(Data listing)
--- BEGIN ---

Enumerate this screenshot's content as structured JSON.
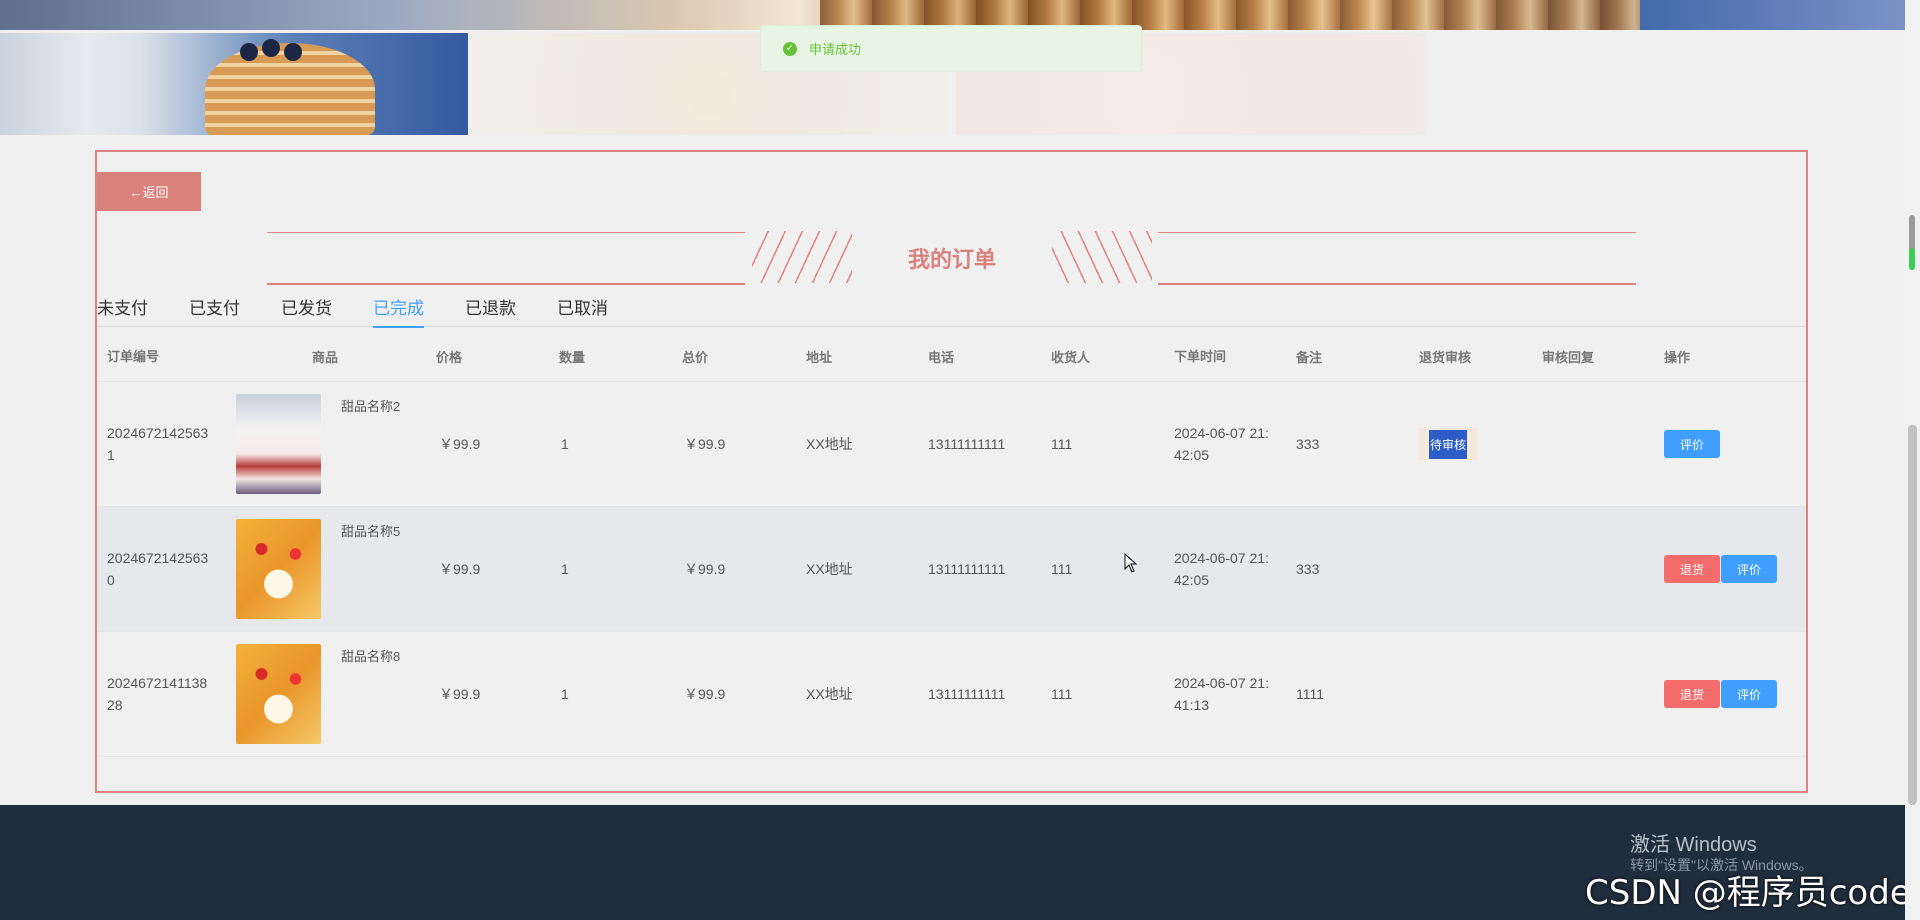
{
  "toast": {
    "message": "申请成功"
  },
  "nav": {
    "back_label": "←返回"
  },
  "page": {
    "title": "我的订单"
  },
  "tabs": [
    {
      "label": "未支付"
    },
    {
      "label": "已支付"
    },
    {
      "label": "已发货"
    },
    {
      "label": "已完成",
      "active": true
    },
    {
      "label": "已退款"
    },
    {
      "label": "已取消"
    }
  ],
  "table": {
    "headers": [
      "订单编号",
      "商品",
      "价格",
      "数量",
      "总价",
      "地址",
      "电话",
      "收货人",
      "下单时间",
      "备注",
      "退货审核",
      "审核回复",
      "操作"
    ],
    "rows": [
      {
        "order_id_l1": "2024672142563",
        "order_id_l2": "1",
        "product": "甜品名称2",
        "image": "cake-icon",
        "price": "￥99.9",
        "qty": "1",
        "total": "￥99.9",
        "address": "XX地址",
        "phone": "13111111111",
        "receiver": "111",
        "time_l1": "2024-06-07 21:",
        "time_l2": "42:05",
        "note": "333",
        "return_status": "待审核",
        "reply": "",
        "actions": [
          "评价"
        ]
      },
      {
        "order_id_l1": "2024672142563",
        "order_id_l2": "0",
        "product": "甜品名称5",
        "image": "tart-icon",
        "price": "￥99.9",
        "qty": "1",
        "total": "￥99.9",
        "address": "XX地址",
        "phone": "13111111111",
        "receiver": "111",
        "time_l1": "2024-06-07 21:",
        "time_l2": "42:05",
        "note": "333",
        "return_status": "",
        "reply": "",
        "actions": [
          "退货",
          "评价"
        ]
      },
      {
        "order_id_l1": "2024672141138",
        "order_id_l2": "28",
        "product": "甜品名称8",
        "image": "tart-icon",
        "price": "￥99.9",
        "qty": "1",
        "total": "￥99.9",
        "address": "XX地址",
        "phone": "13111111111",
        "receiver": "111",
        "time_l1": "2024-06-07 21:",
        "time_l2": "41:13",
        "note": "1111",
        "return_status": "",
        "reply": "",
        "actions": [
          "退货",
          "评价"
        ]
      }
    ]
  },
  "watermark": {
    "line1": "激活 Windows",
    "line2": "转到\"设置\"以激活 Windows。",
    "csdn": "CSDN @程序员code"
  },
  "colors": {
    "accent": "#d9817b",
    "primary_blue": "#409eff",
    "danger": "#f56c6c",
    "success": "#67c23a",
    "footer": "#1f2d3d"
  }
}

--- END ---

Task directions:
Without the pictures, repeat the listing above exactly.

Final result:
Enumerate this screenshot's content as structured JSON.
{
  "toast": {
    "message": "申请成功"
  },
  "nav": {
    "back_label": "←返回"
  },
  "page": {
    "title": "我的订单"
  },
  "tabs": [
    {
      "label": "未支付"
    },
    {
      "label": "已支付"
    },
    {
      "label": "已发货"
    },
    {
      "label": "已完成",
      "active": true
    },
    {
      "label": "已退款"
    },
    {
      "label": "已取消"
    }
  ],
  "table": {
    "headers": [
      "订单编号",
      "商品",
      "价格",
      "数量",
      "总价",
      "地址",
      "电话",
      "收货人",
      "下单时间",
      "备注",
      "退货审核",
      "审核回复",
      "操作"
    ],
    "rows": [
      {
        "order_id_l1": "2024672142563",
        "order_id_l2": "1",
        "product": "甜品名称2",
        "image": "cake-icon",
        "price": "￥99.9",
        "qty": "1",
        "total": "￥99.9",
        "address": "XX地址",
        "phone": "13111111111",
        "receiver": "111",
        "time_l1": "2024-06-07 21:",
        "time_l2": "42:05",
        "note": "333",
        "return_status": "待审核",
        "reply": "",
        "actions": [
          "评价"
        ]
      },
      {
        "order_id_l1": "2024672142563",
        "order_id_l2": "0",
        "product": "甜品名称5",
        "image": "tart-icon",
        "price": "￥99.9",
        "qty": "1",
        "total": "￥99.9",
        "address": "XX地址",
        "phone": "13111111111",
        "receiver": "111",
        "time_l1": "2024-06-07 21:",
        "time_l2": "42:05",
        "note": "333",
        "return_status": "",
        "reply": "",
        "actions": [
          "退货",
          "评价"
        ]
      },
      {
        "order_id_l1": "2024672141138",
        "order_id_l2": "28",
        "product": "甜品名称8",
        "image": "tart-icon",
        "price": "￥99.9",
        "qty": "1",
        "total": "￥99.9",
        "address": "XX地址",
        "phone": "13111111111",
        "receiver": "111",
        "time_l1": "2024-06-07 21:",
        "time_l2": "41:13",
        "note": "1111",
        "return_status": "",
        "reply": "",
        "actions": [
          "退货",
          "评价"
        ]
      }
    ]
  },
  "watermark": {
    "line1": "激活 Windows",
    "line2": "转到\"设置\"以激活 Windows。",
    "csdn": "CSDN @程序员code"
  },
  "colors": {
    "accent": "#d9817b",
    "primary_blue": "#409eff",
    "danger": "#f56c6c",
    "success": "#67c23a",
    "footer": "#1f2d3d"
  }
}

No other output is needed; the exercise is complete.